== PROVIDED ENTRIES ==

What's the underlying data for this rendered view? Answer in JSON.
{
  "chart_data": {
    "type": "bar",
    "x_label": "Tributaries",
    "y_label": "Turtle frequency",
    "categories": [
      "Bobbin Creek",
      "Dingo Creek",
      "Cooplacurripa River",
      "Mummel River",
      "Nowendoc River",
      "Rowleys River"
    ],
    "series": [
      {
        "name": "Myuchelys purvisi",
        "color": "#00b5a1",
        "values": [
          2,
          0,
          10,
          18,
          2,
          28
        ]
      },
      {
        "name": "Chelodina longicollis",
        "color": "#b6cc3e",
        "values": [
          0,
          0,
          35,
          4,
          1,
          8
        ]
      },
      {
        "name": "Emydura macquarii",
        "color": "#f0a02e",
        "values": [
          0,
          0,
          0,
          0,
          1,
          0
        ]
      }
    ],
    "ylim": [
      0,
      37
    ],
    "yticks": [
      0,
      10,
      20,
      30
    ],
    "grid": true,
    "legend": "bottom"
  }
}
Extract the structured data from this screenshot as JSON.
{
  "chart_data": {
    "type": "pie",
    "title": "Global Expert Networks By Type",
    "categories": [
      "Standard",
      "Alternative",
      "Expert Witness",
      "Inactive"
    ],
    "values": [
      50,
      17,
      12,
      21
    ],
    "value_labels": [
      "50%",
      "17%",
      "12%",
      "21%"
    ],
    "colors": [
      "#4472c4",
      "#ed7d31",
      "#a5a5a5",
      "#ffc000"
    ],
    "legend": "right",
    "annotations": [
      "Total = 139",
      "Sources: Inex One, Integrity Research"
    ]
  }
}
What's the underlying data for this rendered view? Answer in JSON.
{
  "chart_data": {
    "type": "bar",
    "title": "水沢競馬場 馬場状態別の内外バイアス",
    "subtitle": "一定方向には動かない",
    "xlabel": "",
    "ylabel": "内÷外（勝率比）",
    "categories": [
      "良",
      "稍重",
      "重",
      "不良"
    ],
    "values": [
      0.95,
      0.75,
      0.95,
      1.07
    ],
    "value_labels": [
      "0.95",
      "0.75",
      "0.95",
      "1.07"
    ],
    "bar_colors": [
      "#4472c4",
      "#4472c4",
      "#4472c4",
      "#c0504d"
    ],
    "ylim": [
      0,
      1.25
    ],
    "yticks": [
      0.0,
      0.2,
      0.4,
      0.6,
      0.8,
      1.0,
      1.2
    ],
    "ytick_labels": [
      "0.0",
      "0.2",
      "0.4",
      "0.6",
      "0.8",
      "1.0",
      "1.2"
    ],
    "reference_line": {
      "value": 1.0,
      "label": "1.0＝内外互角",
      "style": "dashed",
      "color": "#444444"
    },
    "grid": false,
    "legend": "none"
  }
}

===

■ EXERCISE PROMPT ■
Copy every record above exactly as it appears.

■ RESPONSE ■
What's the underlying data for this rendered view? Answer in JSON.
{
  "chart_data": {
    "type": "bar",
    "x_label": "Tributaries",
    "y_label": "Turtle frequency",
    "categories": [
      "Bobbin Creek",
      "Dingo Creek",
      "Cooplacurripa River",
      "Mummel River",
      "Nowendoc River",
      "Rowleys River"
    ],
    "series": [
      {
        "name": "Myuchelys purvisi",
        "color": "#00b5a1",
        "values": [
          2,
          0,
          10,
          18,
          2,
          28
        ]
      },
      {
        "name": "Chelodina longicollis",
        "color": "#b6cc3e",
        "values": [
          0,
          0,
          35,
          4,
          1,
          8
        ]
      },
      {
        "name": "Emydura macquarii",
        "color": "#f0a02e",
        "values": [
          0,
          0,
          0,
          0,
          1,
          0
        ]
      }
    ],
    "ylim": [
      0,
      37
    ],
    "yticks": [
      0,
      10,
      20,
      30
    ],
    "grid": true,
    "legend": "bottom"
  }
}
Extract the structured data from this screenshot as JSON.
{
  "chart_data": {
    "type": "pie",
    "title": "Global Expert Networks By Type",
    "categories": [
      "Standard",
      "Alternative",
      "Expert Witness",
      "Inactive"
    ],
    "values": [
      50,
      17,
      12,
      21
    ],
    "value_labels": [
      "50%",
      "17%",
      "12%",
      "21%"
    ],
    "colors": [
      "#4472c4",
      "#ed7d31",
      "#a5a5a5",
      "#ffc000"
    ],
    "legend": "right",
    "annotations": [
      "Total = 139",
      "Sources: Inex One, Integrity Research"
    ]
  }
}
What's the underlying data for this rendered view? Answer in JSON.
{
  "chart_data": {
    "type": "bar",
    "title": "水沢競馬場 馬場状態別の内外バイアス",
    "subtitle": "一定方向には動かない",
    "xlabel": "",
    "ylabel": "内÷外（勝率比）",
    "categories": [
      "良",
      "稍重",
      "重",
      "不良"
    ],
    "values": [
      0.95,
      0.75,
      0.95,
      1.07
    ],
    "value_labels": [
      "0.95",
      "0.75",
      "0.95",
      "1.07"
    ],
    "bar_colors": [
      "#4472c4",
      "#4472c4",
      "#4472c4",
      "#c0504d"
    ],
    "ylim": [
      0,
      1.25
    ],
    "yticks": [
      0.0,
      0.2,
      0.4,
      0.6,
      0.8,
      1.0,
      1.2
    ],
    "ytick_labels": [
      "0.0",
      "0.2",
      "0.4",
      "0.6",
      "0.8",
      "1.0",
      "1.2"
    ],
    "reference_line": {
      "value": 1.0,
      "label": "1.0＝内外互角",
      "style": "dashed",
      "color": "#444444"
    },
    "grid": false,
    "legend": "none"
  }
}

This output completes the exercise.